**Task goal:**
Give the number of lines that hold the string "这两个分句没有必然的因果关系". Nothing else is needed.

**Records for this exercise:**

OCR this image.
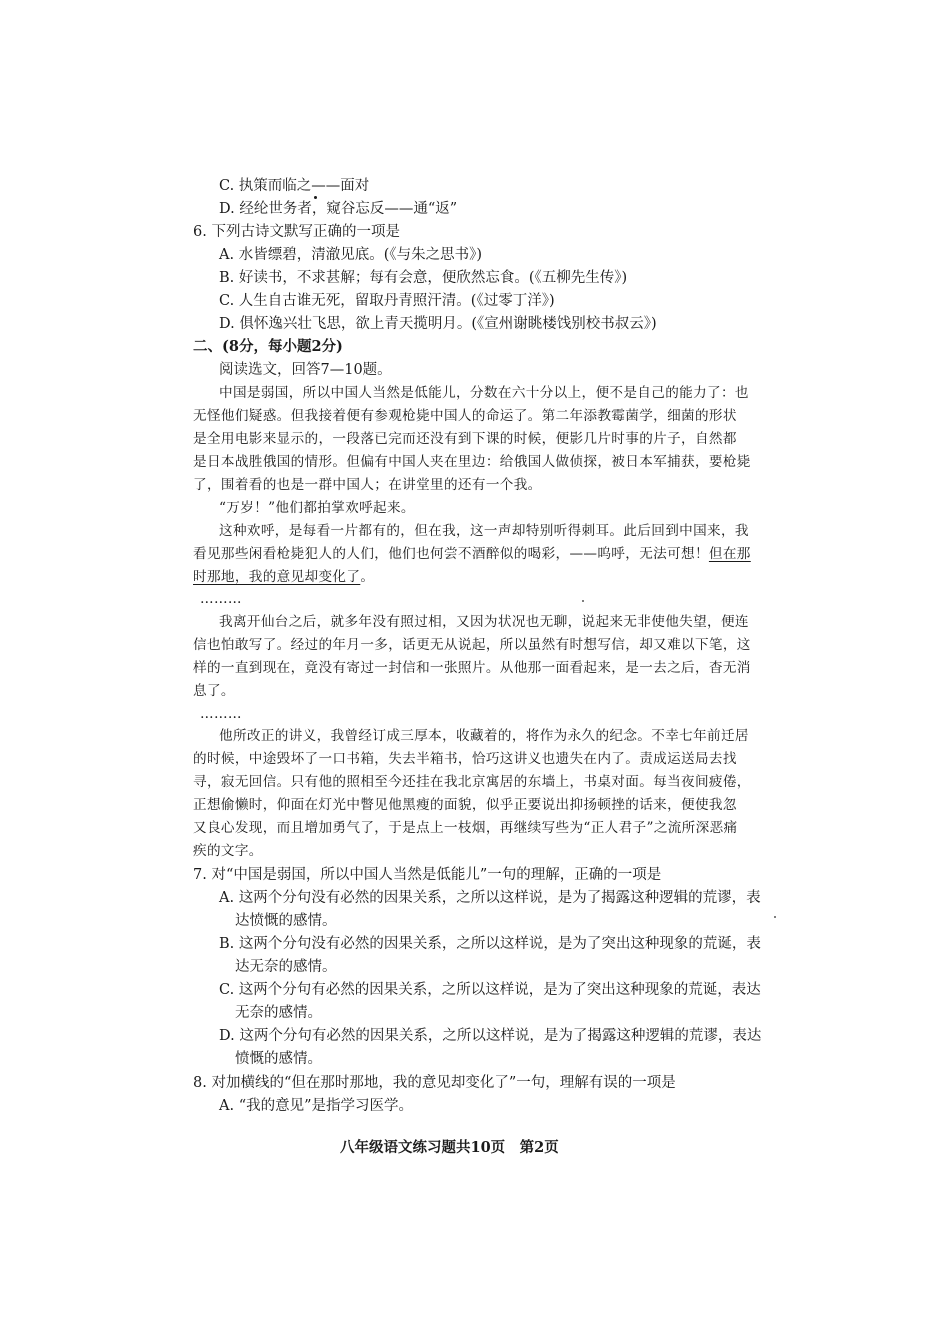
C. 执策而临之——面对
D. 经纶世务者，窥谷忘反——通“返”
6. 下列古诗文默写正确的一项是
A. 水皆缥碧，清澈见底。(《与朱之思书》)
B. 好读书，不求甚解；每有会意，便欣然忘食。(《五柳先生传》)
C. 人生自古谁无死，留取丹青照汗清。(《过零丁洋》)
D. 俱怀逸兴壮飞思，欲上青天揽明月。(《宣州谢眺楼饯别校书叔云》)
二、(8分，每小题2分)
阅读选文，回答7—10题。
中国是弱国，所以中国人当然是低能儿，分数在六十分以上，便不是自己的能力了：也
无怪他们疑惑。但我接着便有参观枪毙中国人的命运了。第二年添教霉菌学，细菌的形状
是全用电影来显示的，一段落已完而还没有到下课的时候，便影几片时事的片子，自然都
是日本战胜俄国的情形。但偏有中国人夹在里边：给俄国人做侦探，被日本军捕获，要枪毙
了，围着看的也是一群中国人；在讲堂里的还有一个我。
“万岁！”他们都拍掌欢呼起来。
这种欢呼，是每看一片都有的，但在我，这一声却特别听得刺耳。此后回到中国来，我
看见那些闲看枪毙犯人的人们，他们也何尝不酒醉似的喝彩，——呜呼，无法可想！但在那
时那地，我的意见却变化了。
………
我离开仙台之后，就多年没有照过相，又因为状况也无聊，说起来无非使他失望，便连
信也怕敢写了。经过的年月一多，话更无从说起，所以虽然有时想写信，却又难以下笔，这
样的一直到现在，竟没有寄过一封信和一张照片。从他那一面看起来，是一去之后，杳无消
息了。
………
他所改正的讲义，我曾经订成三厚本，收藏着的，将作为永久的纪念。不幸七年前迁居
的时候，中途毁坏了一口书箱，失去半箱书，恰巧这讲义也遗失在内了。责成运送局去找
寻，寂无回信。只有他的照相至今还挂在我北京寓居的东墙上，书桌对面。每当夜间疲倦，
正想偷懒时，仰面在灯光中瞥见他黑瘦的面貌，似乎正要说出抑扬顿挫的话来，便使我忽
又良心发现，而且增加勇气了，于是点上一枝烟，再继续写些为“正人君子”之流所深恶痛
疾的文字。
7. 对“中国是弱国，所以中国人当然是低能儿”一句的理解，正确的一项是
A. 这两个分句没有必然的因果关系，之所以这样说，是为了揭露这种逻辑的荒谬，表
达愤慨的感情。
B. 这两个分句没有必然的因果关系，之所以这样说，是为了突出这种现象的荒诞，表
达无奈的感情。
C. 这两个分句有必然的因果关系，之所以这样说，是为了突出这种现象的荒诞，表达
无奈的感情。
D. 这两个分句有必然的因果关系，之所以这样说，是为了揭露这种逻辑的荒谬，表达
愤慨的感情。
8. 对加横线的“但在那时那地，我的意见却变化了”一句，理解有误的一项是
A. “我的意见”是指学习医学。
八年级语文练习题共10页　第2页
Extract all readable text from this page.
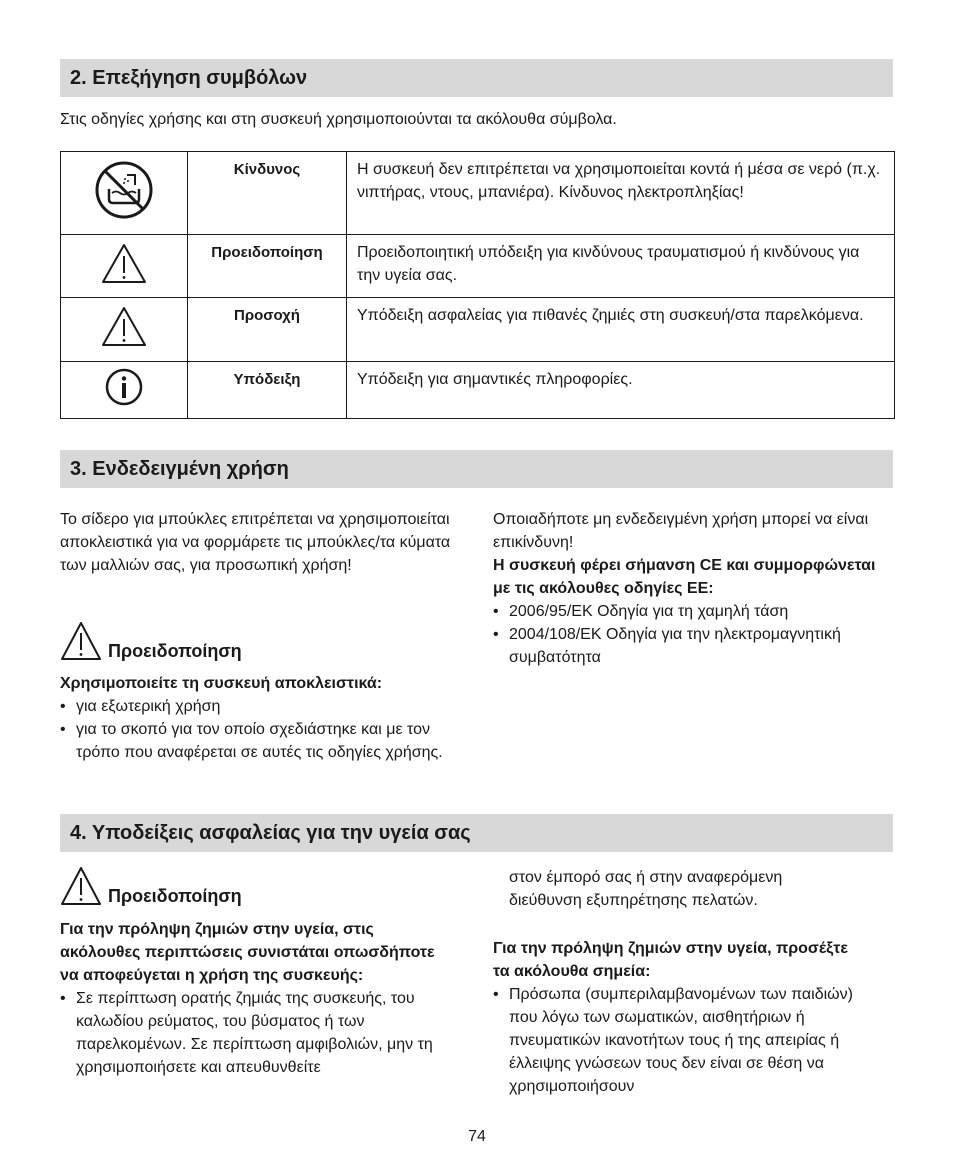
2. Επεξήγηση συμβόλων

Στις οδηγίες χρήσης και στη συσκευή χρησιμοποιούνται τα ακόλουθα σύμβολα.

	Κίνδυνος	Η συσκευή δεν επιτρέπεται να χρησιμοποιείται κοντά ή μέσα σε νερό (π.χ. νιπτήρας, ντους, μπανιέρα). Κίνδυνος ηλεκτροπληξίας!
	Προειδοποίηση	Προειδοποιητική υπόδειξη για κινδύνους τραυματισμού ή κινδύνους για την υγεία σας.
	Προσοχή	Υπόδειξη ασφαλείας για πιθανές ζημιές στη συσκευή/στα παρελκόμενα.
	Υπόδειξη	Υπόδειξη για σημαντικές πληροφορίες.
3. Ενδεδειγμένη χρήση

Το σίδερο για μπούκλες επιτρέπεται να χρησιμοποιείται αποκλειστικά για να φορμάρετε τις μπούκλες/τα κύματα των μαλλιών σας, για προσωπική χρήση!

Προειδοποίηση

Χρησιμοποιείτε τη συσκευή αποκλειστικά:

• για εξωτερική χρήση
• για το σκοπό για τον οποίο σχεδιάστηκε και με τον τρόπο που αναφέρεται σε αυτές τις οδηγίες χρήσης.

Οποιαδήποτε μη ενδεδειγμένη χρήση μπορεί να είναι επικίνδυνη!

Η συσκευή φέρει σήμανση CE και συμμορφώνεται με τις ακόλουθες οδηγίες ΕΕ:

• 2006/95/EK Οδηγία για τη χαμηλή τάση
• 2004/108/EK Οδηγία για την ηλεκτρομαγνητική συμβατότητα
4. Υποδείξεις ασφαλείας για την υγεία σας
Προειδοποίηση

Για την πρόληψη ζημιών στην υγεία, στις ακόλουθες περιπτώσεις συνιστάται οπωσδήποτε να αποφεύγεται η χρήση της συσκευής:

• Σε περίπτωση ορατής ζημιάς της συσκευής, του καλωδίου ρεύματος, του βύσματος ή των παρελκομένων. Σε περίπτωση αμφιβολιών, μην τη χρησιμοποιήσετε και απευθυνθείτε

στον έμπορό σας ή στην αναφερόμενη διεύθυνση εξυπηρέτησης πελατών.

Για την πρόληψη ζημιών στην υγεία, προσέξτε τα ακόλουθα σημεία:

• Πρόσωπα (συμπεριλαμβανομένων των παιδιών) που λόγω των σωματικών, αισθητήριων ή πνευματικών ικανοτήτων τους ή της απειρίας ή έλλειψης γνώσεων τους δεν είναι σε θέση να χρησιμοποιήσουν
74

**The solution:**
2